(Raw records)
####
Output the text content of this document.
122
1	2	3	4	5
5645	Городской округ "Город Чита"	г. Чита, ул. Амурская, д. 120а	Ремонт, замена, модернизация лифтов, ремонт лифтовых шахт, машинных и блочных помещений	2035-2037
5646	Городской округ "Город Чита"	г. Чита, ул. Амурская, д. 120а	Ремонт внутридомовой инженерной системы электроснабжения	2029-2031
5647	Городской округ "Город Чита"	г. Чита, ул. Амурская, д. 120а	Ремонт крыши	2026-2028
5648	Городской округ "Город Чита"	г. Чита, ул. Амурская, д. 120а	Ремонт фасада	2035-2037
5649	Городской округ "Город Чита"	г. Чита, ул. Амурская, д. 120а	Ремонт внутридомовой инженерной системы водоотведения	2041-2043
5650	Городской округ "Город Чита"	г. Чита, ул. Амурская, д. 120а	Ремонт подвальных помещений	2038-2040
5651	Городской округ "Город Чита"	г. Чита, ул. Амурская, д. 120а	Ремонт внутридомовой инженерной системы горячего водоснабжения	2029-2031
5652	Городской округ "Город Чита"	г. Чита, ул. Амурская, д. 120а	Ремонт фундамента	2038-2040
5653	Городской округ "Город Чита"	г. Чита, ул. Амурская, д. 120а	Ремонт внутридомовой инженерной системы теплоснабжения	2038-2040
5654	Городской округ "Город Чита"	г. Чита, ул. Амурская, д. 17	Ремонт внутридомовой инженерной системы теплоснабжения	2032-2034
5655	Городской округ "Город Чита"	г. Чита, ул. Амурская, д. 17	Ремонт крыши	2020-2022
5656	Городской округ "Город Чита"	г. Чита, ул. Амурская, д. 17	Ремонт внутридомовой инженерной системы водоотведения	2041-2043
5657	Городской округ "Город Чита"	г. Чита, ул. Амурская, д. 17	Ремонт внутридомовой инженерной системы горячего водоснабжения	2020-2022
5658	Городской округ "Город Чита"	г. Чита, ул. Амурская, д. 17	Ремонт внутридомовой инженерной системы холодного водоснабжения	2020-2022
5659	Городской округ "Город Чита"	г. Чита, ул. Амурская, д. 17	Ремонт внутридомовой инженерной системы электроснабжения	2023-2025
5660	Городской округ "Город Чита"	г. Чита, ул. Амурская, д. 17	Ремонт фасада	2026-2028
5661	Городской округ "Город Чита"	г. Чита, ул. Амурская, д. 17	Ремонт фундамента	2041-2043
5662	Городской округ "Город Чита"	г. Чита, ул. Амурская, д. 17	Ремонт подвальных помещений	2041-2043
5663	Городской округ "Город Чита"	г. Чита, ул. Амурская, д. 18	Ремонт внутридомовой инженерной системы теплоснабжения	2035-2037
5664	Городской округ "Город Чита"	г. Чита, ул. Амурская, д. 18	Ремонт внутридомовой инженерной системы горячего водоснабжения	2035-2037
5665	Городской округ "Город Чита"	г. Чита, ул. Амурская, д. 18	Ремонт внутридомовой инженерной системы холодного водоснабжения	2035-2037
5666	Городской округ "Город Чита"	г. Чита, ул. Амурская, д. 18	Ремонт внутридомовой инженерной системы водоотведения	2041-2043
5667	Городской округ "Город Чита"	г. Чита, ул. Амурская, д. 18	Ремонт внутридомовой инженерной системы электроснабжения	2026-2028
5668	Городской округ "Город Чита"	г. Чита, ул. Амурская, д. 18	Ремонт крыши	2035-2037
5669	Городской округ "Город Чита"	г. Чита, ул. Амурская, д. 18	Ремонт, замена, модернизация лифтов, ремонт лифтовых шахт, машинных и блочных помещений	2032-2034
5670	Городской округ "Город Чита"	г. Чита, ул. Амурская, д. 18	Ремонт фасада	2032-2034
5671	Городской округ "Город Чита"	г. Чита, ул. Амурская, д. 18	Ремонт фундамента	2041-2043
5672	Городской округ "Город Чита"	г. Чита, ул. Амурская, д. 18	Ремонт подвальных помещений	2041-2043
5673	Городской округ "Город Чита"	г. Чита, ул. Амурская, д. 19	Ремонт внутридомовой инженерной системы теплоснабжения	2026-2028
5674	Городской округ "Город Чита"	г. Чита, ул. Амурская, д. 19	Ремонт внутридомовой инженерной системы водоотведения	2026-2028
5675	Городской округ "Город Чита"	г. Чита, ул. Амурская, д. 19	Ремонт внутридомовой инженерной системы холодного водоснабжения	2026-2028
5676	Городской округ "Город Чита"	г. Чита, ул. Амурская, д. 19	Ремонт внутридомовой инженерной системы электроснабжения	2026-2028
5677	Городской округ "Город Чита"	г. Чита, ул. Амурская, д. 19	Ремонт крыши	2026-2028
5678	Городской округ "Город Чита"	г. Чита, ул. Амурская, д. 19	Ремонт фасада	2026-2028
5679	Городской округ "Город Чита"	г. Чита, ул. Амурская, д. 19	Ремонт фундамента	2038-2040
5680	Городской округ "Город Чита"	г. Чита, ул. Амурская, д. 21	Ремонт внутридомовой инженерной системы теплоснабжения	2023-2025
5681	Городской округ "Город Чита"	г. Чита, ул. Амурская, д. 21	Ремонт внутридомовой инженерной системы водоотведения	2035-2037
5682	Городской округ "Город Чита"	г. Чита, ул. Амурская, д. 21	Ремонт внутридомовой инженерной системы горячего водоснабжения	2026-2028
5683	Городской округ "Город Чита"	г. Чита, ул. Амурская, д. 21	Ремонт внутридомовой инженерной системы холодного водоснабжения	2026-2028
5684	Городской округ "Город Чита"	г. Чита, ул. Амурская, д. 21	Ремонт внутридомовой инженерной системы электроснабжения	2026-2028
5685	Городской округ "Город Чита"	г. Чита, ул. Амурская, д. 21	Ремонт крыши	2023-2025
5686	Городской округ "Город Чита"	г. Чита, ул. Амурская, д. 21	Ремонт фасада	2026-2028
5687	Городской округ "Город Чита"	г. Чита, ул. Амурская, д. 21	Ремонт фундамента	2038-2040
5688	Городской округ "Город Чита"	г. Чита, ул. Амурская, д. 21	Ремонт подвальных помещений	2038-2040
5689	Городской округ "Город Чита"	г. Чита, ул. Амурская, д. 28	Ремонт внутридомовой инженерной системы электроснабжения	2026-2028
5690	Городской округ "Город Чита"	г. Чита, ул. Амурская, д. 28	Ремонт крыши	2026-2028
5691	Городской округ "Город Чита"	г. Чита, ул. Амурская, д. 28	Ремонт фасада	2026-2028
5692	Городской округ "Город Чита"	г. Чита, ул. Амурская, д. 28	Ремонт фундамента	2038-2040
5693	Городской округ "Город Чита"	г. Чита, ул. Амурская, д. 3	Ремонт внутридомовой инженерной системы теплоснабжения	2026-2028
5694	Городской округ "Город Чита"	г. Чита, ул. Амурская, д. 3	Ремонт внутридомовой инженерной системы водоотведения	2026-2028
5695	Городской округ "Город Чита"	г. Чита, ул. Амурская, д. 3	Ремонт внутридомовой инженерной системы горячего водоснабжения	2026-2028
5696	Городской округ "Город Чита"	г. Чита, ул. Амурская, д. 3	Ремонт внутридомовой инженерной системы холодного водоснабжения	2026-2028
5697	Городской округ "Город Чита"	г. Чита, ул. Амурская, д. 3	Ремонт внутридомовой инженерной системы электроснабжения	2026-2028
####
Each line in the data that holds the string "подвальных" should be found and copied.

Problem solution
5650	Городской округ "Город Чита"	г. Чита, ул. Амурская, д. 120а	Ремонт подвальных помещений	2038-2040
5662	Городской округ "Город Чита"	г. Чита, ул. Амурская, д. 17	Ремонт подвальных помещений	2041-2043
5672	Городской округ "Город Чита"	г. Чита, ул. Амурская, д. 18	Ремонт подвальных помещений	2041-2043
5688	Городской округ "Город Чита"	г. Чита, ул. Амурская, д. 21	Ремонт подвальных помещений	2038-2040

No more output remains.